** START Exercise inputs **
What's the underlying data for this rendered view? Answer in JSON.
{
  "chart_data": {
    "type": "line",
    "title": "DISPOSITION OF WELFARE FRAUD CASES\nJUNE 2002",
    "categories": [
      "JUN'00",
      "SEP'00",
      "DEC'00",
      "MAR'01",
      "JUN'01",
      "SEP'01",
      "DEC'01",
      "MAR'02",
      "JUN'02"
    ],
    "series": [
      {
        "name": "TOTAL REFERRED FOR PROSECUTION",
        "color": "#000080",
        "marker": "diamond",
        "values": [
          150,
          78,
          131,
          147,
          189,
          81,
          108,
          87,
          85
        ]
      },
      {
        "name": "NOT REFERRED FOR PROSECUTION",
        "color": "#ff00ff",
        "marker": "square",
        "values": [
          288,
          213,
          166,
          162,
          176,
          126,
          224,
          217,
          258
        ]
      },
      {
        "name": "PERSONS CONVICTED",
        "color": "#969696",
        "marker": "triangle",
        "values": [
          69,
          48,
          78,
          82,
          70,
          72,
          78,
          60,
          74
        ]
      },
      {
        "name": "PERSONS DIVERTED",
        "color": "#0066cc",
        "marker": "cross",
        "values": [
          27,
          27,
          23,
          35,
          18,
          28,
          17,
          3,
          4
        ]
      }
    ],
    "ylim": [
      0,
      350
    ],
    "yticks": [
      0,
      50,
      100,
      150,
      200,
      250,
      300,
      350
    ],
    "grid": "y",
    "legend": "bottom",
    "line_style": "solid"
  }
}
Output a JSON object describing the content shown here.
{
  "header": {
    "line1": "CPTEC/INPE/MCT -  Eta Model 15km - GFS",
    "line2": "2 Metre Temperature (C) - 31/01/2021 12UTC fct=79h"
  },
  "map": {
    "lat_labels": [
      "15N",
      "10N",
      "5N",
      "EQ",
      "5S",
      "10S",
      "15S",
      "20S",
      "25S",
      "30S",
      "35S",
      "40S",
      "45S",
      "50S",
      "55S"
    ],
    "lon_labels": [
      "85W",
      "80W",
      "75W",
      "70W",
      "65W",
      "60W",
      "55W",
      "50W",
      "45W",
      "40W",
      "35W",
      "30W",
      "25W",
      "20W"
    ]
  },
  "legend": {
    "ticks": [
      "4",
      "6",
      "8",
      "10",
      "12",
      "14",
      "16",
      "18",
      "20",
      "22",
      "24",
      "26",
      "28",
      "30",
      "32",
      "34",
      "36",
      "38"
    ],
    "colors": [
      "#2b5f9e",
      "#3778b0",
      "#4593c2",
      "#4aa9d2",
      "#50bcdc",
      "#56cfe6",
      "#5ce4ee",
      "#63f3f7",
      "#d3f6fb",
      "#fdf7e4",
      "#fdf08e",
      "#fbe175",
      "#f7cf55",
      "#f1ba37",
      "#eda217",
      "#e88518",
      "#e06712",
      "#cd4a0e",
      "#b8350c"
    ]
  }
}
** END Exercise inputs **
Prompt:
From the records above, pick out and copy each line holding the word "PROSECUTION".

Completed task:
        "name": "TOTAL REFERRED FOR PROSECUTION",
        "name": "NOT REFERRED FOR PROSECUTION",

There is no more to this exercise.